→ **Stored data**

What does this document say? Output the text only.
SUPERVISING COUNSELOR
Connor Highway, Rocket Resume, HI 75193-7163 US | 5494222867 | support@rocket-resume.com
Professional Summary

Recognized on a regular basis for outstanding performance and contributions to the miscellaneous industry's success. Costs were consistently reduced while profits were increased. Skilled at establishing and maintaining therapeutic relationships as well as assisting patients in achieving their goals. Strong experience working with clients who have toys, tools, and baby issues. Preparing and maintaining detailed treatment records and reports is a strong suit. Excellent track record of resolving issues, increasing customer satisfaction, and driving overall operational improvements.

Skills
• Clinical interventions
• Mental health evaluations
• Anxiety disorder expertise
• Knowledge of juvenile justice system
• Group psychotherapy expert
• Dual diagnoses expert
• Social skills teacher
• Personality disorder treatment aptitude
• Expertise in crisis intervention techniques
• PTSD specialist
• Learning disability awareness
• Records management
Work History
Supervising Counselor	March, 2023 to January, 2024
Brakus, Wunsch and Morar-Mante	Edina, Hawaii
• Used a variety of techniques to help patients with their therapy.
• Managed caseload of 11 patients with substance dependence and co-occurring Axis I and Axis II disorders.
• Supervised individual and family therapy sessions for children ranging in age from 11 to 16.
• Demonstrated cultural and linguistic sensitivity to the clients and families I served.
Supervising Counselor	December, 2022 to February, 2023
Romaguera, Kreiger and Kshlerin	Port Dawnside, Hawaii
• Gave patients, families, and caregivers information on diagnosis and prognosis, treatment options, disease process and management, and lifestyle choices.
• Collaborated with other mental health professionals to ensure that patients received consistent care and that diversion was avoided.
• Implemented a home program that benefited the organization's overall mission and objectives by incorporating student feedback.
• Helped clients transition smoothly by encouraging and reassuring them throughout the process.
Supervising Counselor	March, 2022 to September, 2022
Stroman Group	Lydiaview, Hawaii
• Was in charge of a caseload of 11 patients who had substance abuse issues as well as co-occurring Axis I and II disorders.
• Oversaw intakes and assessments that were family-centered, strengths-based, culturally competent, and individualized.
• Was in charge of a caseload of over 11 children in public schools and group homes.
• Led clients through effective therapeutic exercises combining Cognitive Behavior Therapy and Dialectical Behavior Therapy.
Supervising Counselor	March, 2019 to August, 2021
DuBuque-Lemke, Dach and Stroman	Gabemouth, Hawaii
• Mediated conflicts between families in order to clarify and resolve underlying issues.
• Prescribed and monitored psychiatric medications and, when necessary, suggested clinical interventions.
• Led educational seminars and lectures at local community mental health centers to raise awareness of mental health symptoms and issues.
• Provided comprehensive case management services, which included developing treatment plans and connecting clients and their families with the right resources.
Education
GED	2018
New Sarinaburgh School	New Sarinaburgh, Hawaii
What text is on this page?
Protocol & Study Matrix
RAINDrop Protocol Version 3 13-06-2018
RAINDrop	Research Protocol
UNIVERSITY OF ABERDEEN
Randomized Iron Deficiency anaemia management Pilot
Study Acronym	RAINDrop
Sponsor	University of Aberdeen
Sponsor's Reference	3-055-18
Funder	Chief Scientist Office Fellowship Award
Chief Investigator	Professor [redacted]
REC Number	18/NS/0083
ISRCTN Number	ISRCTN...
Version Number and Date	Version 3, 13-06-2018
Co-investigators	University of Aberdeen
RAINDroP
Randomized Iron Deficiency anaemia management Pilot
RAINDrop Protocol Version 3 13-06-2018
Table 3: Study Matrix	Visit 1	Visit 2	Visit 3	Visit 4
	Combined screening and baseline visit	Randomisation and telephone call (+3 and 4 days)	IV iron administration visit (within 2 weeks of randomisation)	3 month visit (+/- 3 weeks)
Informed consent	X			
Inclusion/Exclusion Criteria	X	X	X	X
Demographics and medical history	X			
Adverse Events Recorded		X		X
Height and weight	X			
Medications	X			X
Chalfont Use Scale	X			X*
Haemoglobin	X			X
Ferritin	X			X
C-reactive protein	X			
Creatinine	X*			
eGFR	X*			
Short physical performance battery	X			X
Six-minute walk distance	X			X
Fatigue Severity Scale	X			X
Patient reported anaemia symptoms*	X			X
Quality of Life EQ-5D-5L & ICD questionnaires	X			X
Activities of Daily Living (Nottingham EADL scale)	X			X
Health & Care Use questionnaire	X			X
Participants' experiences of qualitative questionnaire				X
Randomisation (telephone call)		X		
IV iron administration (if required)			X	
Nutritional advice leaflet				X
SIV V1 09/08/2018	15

→ **Exercise requirements**
Return the material in full. Each line must match.

→ **Solution below**
What does this document say? Output the text only.
SUPERVISING COUNSELOR
Connor Highway, Rocket Resume, HI 75193-7163 US | 5494222867 | support@rocket-resume.com
Professional Summary

Recognized on a regular basis for outstanding performance and contributions to the miscellaneous industry's success. Costs were consistently reduced while profits were increased. Skilled at establishing and maintaining therapeutic relationships as well as assisting patients in achieving their goals. Strong experience working with clients who have toys, tools, and baby issues. Preparing and maintaining detailed treatment records and reports is a strong suit. Excellent track record of resolving issues, increasing customer satisfaction, and driving overall operational improvements.

Skills
• Clinical interventions
• Mental health evaluations
• Anxiety disorder expertise
• Knowledge of juvenile justice system
• Group psychotherapy expert
• Dual diagnoses expert
• Social skills teacher
• Personality disorder treatment aptitude
• Expertise in crisis intervention techniques
• PTSD specialist
• Learning disability awareness
• Records management
Work History
Supervising Counselor	March, 2023 to January, 2024
Brakus, Wunsch and Morar-Mante	Edina, Hawaii
• Used a variety of techniques to help patients with their therapy.
• Managed caseload of 11 patients with substance dependence and co-occurring Axis I and Axis II disorders.
• Supervised individual and family therapy sessions for children ranging in age from 11 to 16.
• Demonstrated cultural and linguistic sensitivity to the clients and families I served.
Supervising Counselor	December, 2022 to February, 2023
Romaguera, Kreiger and Kshlerin	Port Dawnside, Hawaii
• Gave patients, families, and caregivers information on diagnosis and prognosis, treatment options, disease process and management, and lifestyle choices.
• Collaborated with other mental health professionals to ensure that patients received consistent care and that diversion was avoided.
• Implemented a home program that benefited the organization's overall mission and objectives by incorporating student feedback.
• Helped clients transition smoothly by encouraging and reassuring them throughout the process.
Supervising Counselor	March, 2022 to September, 2022
Stroman Group	Lydiaview, Hawaii
• Was in charge of a caseload of 11 patients who had substance abuse issues as well as co-occurring Axis I and II disorders.
• Oversaw intakes and assessments that were family-centered, strengths-based, culturally competent, and individualized.
• Was in charge of a caseload of over 11 children in public schools and group homes.
• Led clients through effective therapeutic exercises combining Cognitive Behavior Therapy and Dialectical Behavior Therapy.
Supervising Counselor	March, 2019 to August, 2021
DuBuque-Lemke, Dach and Stroman	Gabemouth, Hawaii
• Mediated conflicts between families in order to clarify and resolve underlying issues.
• Prescribed and monitored psychiatric medications and, when necessary, suggested clinical interventions.
• Led educational seminars and lectures at local community mental health centers to raise awareness of mental health symptoms and issues.
• Provided comprehensive case management services, which included developing treatment plans and connecting clients and their families with the right resources.
Education
GED	2018
New Sarinaburgh School	New Sarinaburgh, Hawaii
What text is on this page?
Protocol & Study Matrix
RAINDrop Protocol Version 3 13-06-2018
RAINDrop	Research Protocol
UNIVERSITY OF ABERDEEN
Randomized Iron Deficiency anaemia management Pilot
Study Acronym	RAINDrop
Sponsor	University of Aberdeen
Sponsor's Reference	3-055-18
Funder	Chief Scientist Office Fellowship Award
Chief Investigator	Professor [redacted]
REC Number	18/NS/0083
ISRCTN Number	ISRCTN...
Version Number and Date	Version 3, 13-06-2018
Co-investigators	University of Aberdeen
RAINDroP
Randomized Iron Deficiency anaemia management Pilot
RAINDrop Protocol Version 3 13-06-2018
Table 3: Study Matrix	Visit 1	Visit 2	Visit 3	Visit 4
	Combined screening and baseline visit	Randomisation and telephone call (+3 and 4 days)	IV iron administration visit (within 2 weeks of randomisation)	3 month visit (+/- 3 weeks)
Informed consent	X			
Inclusion/Exclusion Criteria	X	X	X	X
Demographics and medical history	X			
Adverse Events Recorded		X		X
Height and weight	X			
Medications	X			X
Chalfont Use Scale	X			X*
Haemoglobin	X			X
Ferritin	X			X
C-reactive protein	X			
Creatinine	X*			
eGFR	X*			
Short physical performance battery	X			X
Six-minute walk distance	X			X
Fatigue Severity Scale	X			X
Patient reported anaemia symptoms*	X			X
Quality of Life EQ-5D-5L & ICD questionnaires	X			X
Activities of Daily Living (Nottingham EADL scale)	X			X
Health & Care Use questionnaire	X			X
Participants' experiences of qualitative questionnaire				X
Randomisation (telephone call)		X		
IV iron administration (if required)			X	
Nutritional advice leaflet				X
SIV V1 09/08/2018	15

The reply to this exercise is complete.